### SUPPLIED INFORMATION:
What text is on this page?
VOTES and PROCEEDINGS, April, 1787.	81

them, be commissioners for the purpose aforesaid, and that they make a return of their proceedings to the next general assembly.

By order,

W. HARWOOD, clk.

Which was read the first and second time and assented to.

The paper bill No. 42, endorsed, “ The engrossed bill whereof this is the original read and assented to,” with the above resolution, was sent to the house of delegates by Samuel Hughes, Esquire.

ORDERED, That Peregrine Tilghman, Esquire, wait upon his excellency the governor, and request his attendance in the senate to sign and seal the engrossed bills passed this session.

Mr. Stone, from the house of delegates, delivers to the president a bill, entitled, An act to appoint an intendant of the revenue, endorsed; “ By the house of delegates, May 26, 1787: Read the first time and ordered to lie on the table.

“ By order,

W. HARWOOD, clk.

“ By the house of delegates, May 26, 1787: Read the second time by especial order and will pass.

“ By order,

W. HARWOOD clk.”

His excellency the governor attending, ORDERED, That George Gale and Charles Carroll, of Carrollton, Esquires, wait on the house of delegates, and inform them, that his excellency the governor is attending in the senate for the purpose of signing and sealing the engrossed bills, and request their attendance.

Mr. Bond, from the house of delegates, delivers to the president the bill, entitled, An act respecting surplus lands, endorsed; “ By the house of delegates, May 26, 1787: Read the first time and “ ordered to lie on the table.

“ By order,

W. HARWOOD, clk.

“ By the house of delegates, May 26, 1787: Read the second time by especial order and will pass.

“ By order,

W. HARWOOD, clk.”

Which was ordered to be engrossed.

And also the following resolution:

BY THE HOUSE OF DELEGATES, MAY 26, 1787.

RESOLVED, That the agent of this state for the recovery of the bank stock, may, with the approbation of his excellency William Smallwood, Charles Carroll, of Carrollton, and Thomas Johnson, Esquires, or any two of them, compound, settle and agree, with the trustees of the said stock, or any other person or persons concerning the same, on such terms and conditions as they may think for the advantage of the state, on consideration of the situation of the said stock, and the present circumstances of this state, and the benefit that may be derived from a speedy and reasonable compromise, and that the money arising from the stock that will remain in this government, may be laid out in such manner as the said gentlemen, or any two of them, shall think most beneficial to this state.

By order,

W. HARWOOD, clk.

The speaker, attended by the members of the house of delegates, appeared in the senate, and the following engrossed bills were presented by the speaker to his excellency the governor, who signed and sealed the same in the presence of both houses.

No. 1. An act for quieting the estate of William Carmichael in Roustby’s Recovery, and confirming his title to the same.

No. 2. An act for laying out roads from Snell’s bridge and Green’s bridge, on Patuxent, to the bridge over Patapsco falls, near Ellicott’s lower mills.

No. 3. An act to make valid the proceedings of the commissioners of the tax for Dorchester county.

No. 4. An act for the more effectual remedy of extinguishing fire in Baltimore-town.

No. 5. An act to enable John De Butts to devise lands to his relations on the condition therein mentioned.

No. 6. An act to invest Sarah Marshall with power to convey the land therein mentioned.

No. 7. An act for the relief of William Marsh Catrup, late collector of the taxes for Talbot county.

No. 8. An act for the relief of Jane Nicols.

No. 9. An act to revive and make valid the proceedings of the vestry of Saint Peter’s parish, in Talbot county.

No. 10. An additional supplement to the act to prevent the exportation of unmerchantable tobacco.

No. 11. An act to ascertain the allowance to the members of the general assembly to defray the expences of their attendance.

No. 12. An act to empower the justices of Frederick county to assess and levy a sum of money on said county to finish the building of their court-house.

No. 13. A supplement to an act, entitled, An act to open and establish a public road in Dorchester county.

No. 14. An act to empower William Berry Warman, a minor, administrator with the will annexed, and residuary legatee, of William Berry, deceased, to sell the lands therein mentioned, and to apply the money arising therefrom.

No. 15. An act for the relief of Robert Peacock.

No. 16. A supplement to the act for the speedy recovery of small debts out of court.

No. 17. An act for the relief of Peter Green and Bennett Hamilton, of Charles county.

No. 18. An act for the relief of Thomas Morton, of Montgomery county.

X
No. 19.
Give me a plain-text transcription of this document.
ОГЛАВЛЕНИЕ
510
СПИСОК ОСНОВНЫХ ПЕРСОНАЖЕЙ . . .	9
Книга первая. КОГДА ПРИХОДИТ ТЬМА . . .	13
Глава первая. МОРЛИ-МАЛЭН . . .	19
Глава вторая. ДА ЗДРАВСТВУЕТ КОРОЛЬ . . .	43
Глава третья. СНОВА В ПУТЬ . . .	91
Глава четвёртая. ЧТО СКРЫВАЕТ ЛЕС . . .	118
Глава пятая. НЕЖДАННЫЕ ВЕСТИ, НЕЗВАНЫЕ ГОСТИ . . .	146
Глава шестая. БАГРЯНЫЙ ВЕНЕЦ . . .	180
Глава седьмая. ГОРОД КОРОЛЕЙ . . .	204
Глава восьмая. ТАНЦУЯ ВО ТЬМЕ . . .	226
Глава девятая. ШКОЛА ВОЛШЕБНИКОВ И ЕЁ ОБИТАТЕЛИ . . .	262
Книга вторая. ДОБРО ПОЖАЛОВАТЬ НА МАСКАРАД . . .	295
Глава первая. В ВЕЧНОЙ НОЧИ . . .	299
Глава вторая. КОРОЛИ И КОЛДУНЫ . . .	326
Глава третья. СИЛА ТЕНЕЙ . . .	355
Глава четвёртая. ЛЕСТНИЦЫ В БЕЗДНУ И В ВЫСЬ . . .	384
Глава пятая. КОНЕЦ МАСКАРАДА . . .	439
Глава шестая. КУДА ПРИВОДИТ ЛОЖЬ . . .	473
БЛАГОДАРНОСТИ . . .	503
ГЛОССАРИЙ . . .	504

### CHALLENGE:
Select every line in the records above that contains the word "William".

### IN RESPONSE:
RESOLVED, That the agent of this state for the recovery of the bank stock, may, with the approbation of his excellency William Smallwood, Charles Carroll, of Carrollton, and Thomas Johnson, Esquires, or any two of them, compound, settle and agree, with the trustees of the said stock, or any other person or persons concerning the same, on such terms and conditions as they may think for the advantage of the state, on consideration of the situation of the said stock, and the present circumstances of this state, and the benefit that may be derived from a speedy and reasonable compromise, and that the money arising from the stock that will remain in this government, may be laid out in such manner as the said gentlemen, or any two of them, shall think most beneficial to this state.
No. 1. An act for quieting the estate of William Carmichael in Roustby’s Recovery, and confirming his title to the same.
No. 7. An act for the relief of William Marsh Catrup, late collector of the taxes for Talbot county.
No. 14. An act to empower William Berry Warman, a minor, administrator with the will annexed, and residuary legatee, of William Berry, deceased, to sell the lands therein mentioned, and to apply the money arising therefrom.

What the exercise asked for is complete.